#### [WHAT THE TASK REQUIRES]
Go through the material and tally the lines containing the string "title". Give the total alone.
++++ GIVEN ENTRIES
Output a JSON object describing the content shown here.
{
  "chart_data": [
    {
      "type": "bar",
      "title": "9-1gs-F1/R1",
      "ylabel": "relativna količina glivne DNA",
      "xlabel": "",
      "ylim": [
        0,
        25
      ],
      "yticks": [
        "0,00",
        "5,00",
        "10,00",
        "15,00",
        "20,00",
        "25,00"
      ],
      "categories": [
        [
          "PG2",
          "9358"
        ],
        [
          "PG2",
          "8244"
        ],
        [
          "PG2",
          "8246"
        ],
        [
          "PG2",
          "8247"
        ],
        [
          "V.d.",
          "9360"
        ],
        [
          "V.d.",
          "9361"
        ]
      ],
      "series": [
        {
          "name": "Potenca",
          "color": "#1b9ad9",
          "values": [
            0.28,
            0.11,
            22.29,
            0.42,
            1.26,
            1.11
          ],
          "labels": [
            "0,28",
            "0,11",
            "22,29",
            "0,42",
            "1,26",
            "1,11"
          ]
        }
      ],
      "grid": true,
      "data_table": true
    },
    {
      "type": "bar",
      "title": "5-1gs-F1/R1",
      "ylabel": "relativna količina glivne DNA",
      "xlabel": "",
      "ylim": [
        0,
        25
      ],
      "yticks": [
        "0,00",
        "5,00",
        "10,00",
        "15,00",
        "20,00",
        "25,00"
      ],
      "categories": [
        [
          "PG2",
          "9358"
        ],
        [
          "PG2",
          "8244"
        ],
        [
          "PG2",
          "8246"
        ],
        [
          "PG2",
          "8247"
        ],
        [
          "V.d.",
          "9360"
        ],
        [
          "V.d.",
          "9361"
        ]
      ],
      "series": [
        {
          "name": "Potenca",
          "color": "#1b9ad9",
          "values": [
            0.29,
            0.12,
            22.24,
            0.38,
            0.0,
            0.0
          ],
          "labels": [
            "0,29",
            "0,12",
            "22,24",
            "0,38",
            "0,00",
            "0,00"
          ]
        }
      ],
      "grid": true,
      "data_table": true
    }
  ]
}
++++++++
++++ GIVEN ENTRIES
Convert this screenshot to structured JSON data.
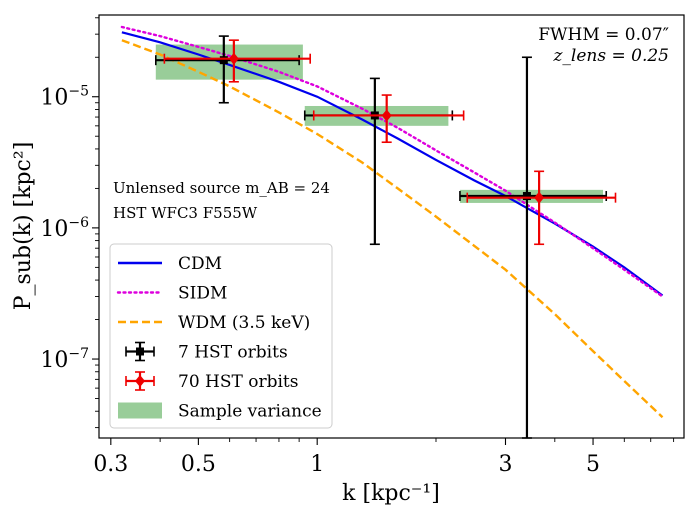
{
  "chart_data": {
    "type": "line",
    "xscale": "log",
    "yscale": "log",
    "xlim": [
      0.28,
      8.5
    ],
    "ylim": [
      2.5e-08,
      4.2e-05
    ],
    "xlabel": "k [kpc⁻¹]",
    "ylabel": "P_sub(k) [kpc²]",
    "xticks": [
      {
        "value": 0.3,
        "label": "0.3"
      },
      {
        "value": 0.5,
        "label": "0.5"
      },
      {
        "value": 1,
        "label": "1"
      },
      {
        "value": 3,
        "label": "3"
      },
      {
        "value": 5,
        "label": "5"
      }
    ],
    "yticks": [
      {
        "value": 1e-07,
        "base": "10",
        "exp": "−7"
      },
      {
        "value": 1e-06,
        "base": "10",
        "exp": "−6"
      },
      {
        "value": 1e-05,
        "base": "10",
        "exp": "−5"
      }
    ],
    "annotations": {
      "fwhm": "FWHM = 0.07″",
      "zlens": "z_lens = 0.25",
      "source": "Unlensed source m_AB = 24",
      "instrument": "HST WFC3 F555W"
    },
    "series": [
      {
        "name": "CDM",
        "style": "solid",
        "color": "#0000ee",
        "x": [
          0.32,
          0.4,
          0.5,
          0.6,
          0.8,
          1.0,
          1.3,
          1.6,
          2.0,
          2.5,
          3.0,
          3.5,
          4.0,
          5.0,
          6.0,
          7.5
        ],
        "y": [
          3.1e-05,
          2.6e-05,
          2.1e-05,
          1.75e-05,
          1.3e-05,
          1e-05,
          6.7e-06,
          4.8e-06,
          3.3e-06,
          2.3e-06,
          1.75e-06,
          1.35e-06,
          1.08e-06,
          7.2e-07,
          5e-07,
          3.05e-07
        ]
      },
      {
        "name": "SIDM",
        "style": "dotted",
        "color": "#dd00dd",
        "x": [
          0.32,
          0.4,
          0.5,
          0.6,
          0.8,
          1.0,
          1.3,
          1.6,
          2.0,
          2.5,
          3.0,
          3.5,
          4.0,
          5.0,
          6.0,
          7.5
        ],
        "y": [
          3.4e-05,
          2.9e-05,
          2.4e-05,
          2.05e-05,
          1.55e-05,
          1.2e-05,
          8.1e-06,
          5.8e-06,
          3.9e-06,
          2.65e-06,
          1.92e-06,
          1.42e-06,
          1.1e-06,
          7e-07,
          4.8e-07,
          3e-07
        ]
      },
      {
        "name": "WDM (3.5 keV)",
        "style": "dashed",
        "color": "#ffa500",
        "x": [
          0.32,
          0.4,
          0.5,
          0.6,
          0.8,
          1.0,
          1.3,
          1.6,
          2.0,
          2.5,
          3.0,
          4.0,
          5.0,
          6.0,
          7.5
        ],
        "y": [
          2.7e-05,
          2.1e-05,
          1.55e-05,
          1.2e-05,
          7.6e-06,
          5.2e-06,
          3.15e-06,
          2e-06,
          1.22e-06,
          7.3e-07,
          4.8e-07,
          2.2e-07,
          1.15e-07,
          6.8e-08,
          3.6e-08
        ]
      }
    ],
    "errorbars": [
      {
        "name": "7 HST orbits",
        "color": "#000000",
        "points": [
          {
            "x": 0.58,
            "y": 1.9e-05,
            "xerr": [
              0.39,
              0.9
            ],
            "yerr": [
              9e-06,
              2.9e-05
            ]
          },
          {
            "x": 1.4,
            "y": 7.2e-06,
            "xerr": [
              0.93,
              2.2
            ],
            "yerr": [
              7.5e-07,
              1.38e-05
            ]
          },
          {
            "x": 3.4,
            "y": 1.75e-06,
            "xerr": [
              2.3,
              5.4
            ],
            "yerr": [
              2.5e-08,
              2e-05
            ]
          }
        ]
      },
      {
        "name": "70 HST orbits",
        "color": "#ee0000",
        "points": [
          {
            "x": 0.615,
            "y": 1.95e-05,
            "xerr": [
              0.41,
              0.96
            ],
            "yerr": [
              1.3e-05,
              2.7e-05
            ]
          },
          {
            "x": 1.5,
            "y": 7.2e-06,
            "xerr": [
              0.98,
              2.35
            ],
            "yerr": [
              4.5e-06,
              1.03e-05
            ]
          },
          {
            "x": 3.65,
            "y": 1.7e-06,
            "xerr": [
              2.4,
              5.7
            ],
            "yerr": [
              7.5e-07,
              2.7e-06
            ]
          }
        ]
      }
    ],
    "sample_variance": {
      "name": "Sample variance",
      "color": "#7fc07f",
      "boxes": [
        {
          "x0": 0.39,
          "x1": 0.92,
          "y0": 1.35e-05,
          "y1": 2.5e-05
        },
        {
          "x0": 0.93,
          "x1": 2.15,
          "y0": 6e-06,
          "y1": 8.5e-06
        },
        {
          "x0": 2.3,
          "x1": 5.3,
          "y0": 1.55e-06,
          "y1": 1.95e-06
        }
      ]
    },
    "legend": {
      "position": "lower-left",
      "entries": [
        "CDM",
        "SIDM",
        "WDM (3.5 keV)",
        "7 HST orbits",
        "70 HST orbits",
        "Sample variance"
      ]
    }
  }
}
++++++++
++++ GIVEN ENTRIES
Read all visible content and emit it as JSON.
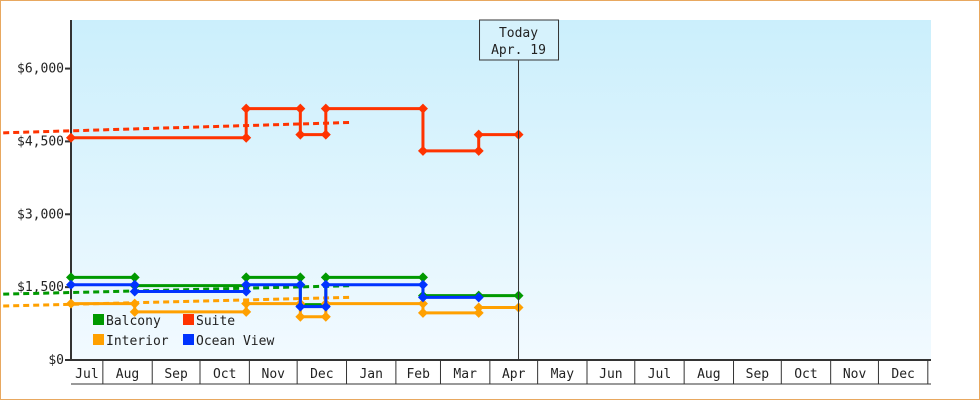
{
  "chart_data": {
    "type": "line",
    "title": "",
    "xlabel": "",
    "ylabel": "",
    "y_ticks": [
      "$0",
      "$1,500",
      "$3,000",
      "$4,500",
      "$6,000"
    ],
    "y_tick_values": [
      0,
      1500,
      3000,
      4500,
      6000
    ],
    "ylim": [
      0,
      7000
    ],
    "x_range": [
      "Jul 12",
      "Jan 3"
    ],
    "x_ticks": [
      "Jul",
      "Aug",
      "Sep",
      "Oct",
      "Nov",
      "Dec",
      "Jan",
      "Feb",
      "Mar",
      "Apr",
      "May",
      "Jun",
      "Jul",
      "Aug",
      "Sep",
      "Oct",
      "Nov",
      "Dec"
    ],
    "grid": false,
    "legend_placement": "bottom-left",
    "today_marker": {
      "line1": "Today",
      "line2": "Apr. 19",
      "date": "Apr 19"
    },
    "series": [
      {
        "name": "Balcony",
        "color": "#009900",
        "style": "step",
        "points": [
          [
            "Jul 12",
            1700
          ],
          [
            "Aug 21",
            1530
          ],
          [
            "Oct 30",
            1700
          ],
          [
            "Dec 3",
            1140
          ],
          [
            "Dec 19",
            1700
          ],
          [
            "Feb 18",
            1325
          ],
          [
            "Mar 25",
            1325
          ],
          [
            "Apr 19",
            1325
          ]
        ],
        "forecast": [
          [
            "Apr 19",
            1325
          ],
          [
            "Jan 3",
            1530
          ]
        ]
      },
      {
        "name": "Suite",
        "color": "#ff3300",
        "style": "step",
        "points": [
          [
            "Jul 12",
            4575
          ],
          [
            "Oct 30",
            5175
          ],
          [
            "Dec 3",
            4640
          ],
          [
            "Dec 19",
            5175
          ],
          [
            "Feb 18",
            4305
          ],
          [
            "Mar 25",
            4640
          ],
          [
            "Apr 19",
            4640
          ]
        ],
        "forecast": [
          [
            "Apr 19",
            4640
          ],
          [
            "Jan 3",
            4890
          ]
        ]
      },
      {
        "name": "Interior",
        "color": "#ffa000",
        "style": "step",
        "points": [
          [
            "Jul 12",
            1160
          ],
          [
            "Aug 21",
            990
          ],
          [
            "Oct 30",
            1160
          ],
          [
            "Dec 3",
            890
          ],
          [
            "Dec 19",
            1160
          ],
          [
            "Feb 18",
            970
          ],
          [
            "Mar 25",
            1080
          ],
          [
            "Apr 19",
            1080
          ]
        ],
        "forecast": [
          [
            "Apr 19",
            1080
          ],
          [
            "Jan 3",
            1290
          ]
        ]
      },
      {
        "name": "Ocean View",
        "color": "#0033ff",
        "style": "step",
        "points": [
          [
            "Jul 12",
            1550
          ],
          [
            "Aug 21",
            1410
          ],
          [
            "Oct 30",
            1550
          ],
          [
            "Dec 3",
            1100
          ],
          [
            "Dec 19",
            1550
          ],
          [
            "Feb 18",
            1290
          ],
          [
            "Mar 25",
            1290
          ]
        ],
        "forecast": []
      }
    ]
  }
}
++++++++
#### [FINAL RESULT]
3